*WRITTEN TASK*: Without the pictures, return each record as it appears.

Saved entries:
##########

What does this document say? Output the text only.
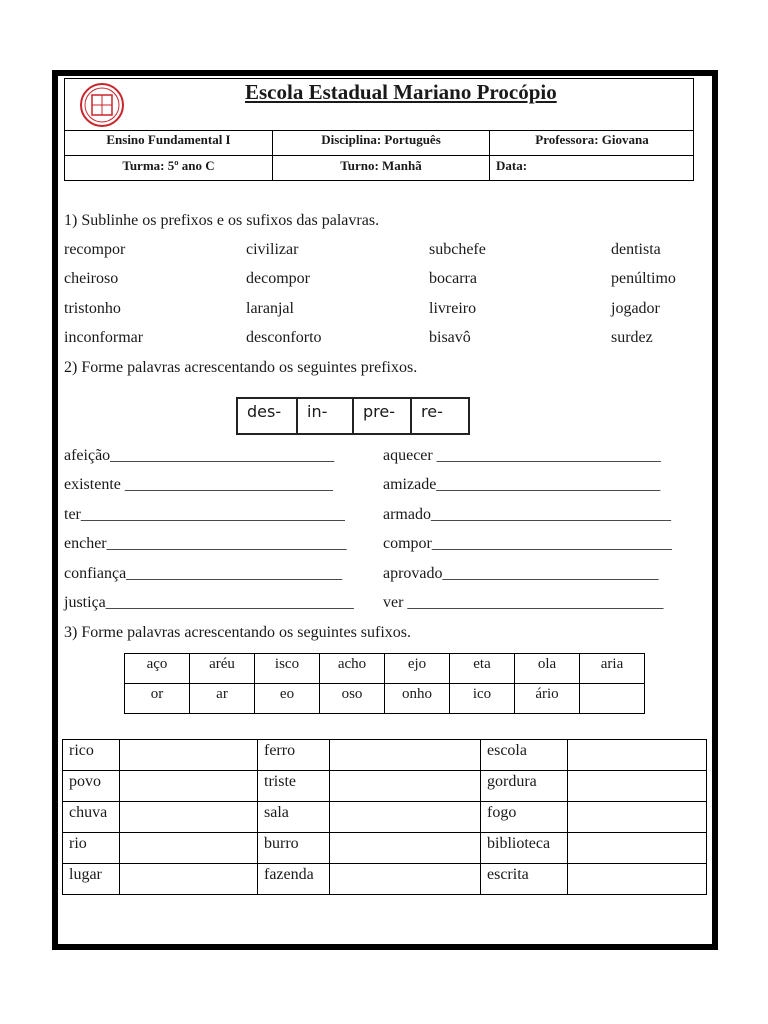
Escola Estadual Mariano Procópio
Ensino Fundamental I	Disciplina: Português	Professora: Giovana
Turma: 5º ano C	Turno: Manhã	Data:
1) Sublinhe os prefixos e os sufixos das palavras.
recompor	civilizar	subchefe	dentista
cheiroso	decompor	bocarra	penúltimo
tristonho	laranjal	livreiro	jogador
inconformar	desconforto	bisavô	surdez
2) Forme palavras acrescentando os seguintes prefixos.
des-	in-	pre-	re-
afeição____________________________	aquecer ____________________________
existente __________________________	amizade____________________________
ter_________________________________ armado______________________________
encher______________________________ compor______________________________
confiança___________________________	aprovado___________________________
justiça_______________________________ ver ________________________________
3) Forme palavras acrescentando os seguintes sufixos.
aço	aréu	isco	acho	ejo	eta	ola	aria
or	ar	eo	oso	onho	ico	ário	
rico		ferro		escola	
povo		triste		gordura	
chuva		sala		fogo	
rio		burro		biblioteca	
lugar		fazenda		escrita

##########

*WORKED SOLUTION*:
What does this document say? Output the text only.
Escola Estadual Mariano Procópio
Ensino Fundamental I	Disciplina: Português	Professora: Giovana
Turma: 5º ano C	Turno: Manhã	Data:
1) Sublinhe os prefixos e os sufixos das palavras.
recompor	civilizar	subchefe	dentista
cheiroso	decompor	bocarra	penúltimo
tristonho	laranjal	livreiro	jogador
inconformar	desconforto	bisavô	surdez
2) Forme palavras acrescentando os seguintes prefixos.
des-	in-	pre-	re-
afeição____________________________	aquecer ____________________________
existente __________________________	amizade____________________________
ter_________________________________ armado______________________________
encher______________________________ compor______________________________
confiança___________________________	aprovado___________________________
justiça_______________________________ ver ________________________________
3) Forme palavras acrescentando os seguintes sufixos.
aço	aréu	isco	acho	ejo	eta	ola	aria
or	ar	eo	oso	onho	ico	ário	
rico		ferro		escola	
povo		triste		gordura	
chuva		sala		fogo	
rio		burro		biblioteca	
lugar		fazenda		escrita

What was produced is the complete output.